§ PROBLEM DETAILS
Check each line of the records for "this"; collect those that have it.

§ LISTING

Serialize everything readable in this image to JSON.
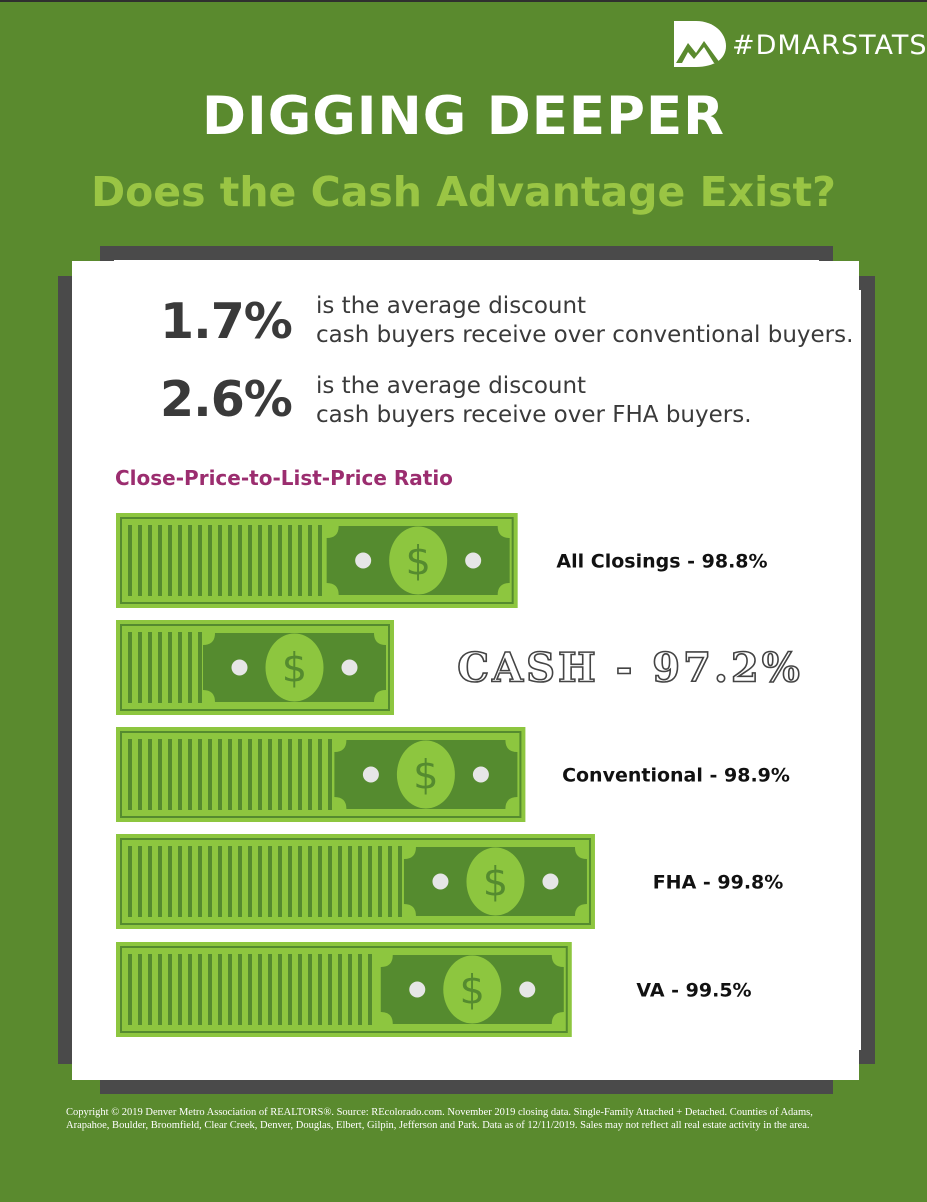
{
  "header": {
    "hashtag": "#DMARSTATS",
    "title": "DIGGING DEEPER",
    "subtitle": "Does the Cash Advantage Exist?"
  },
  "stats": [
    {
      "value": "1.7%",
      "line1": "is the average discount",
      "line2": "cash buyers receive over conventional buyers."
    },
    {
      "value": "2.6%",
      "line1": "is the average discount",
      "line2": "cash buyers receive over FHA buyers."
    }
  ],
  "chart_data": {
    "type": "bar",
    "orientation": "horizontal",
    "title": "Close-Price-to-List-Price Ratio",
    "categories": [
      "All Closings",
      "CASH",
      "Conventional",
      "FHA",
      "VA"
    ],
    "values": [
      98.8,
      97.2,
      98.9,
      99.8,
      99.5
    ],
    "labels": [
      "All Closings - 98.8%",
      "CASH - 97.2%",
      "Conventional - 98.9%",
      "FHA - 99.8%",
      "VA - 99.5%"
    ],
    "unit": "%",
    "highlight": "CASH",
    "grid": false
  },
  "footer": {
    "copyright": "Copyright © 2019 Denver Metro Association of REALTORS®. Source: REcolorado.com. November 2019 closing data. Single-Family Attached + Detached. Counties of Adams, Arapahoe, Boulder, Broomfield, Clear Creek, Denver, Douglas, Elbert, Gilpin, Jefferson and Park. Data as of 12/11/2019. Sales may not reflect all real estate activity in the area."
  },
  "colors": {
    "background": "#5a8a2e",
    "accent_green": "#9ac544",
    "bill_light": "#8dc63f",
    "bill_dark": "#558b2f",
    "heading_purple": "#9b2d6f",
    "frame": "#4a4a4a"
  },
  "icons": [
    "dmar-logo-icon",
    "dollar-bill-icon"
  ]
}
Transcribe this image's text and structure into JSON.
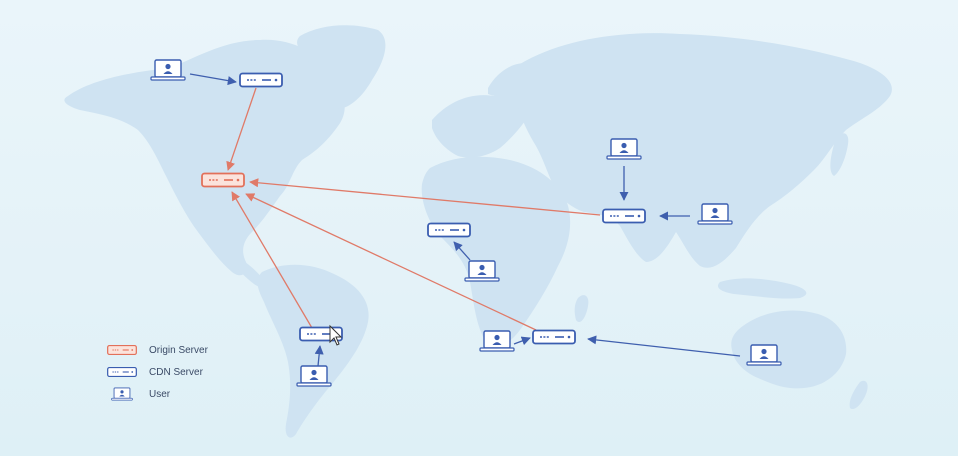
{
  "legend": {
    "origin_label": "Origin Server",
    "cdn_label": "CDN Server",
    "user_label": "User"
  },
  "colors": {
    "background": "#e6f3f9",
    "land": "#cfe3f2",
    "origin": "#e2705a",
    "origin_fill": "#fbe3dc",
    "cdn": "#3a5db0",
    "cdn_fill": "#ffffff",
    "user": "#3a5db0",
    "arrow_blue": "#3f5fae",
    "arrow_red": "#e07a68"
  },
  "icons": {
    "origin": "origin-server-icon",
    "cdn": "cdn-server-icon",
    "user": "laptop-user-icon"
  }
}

§ THE RESULT
Serialize everything readable in this image to JSON.
Transcribe this image's text and structure into JSON.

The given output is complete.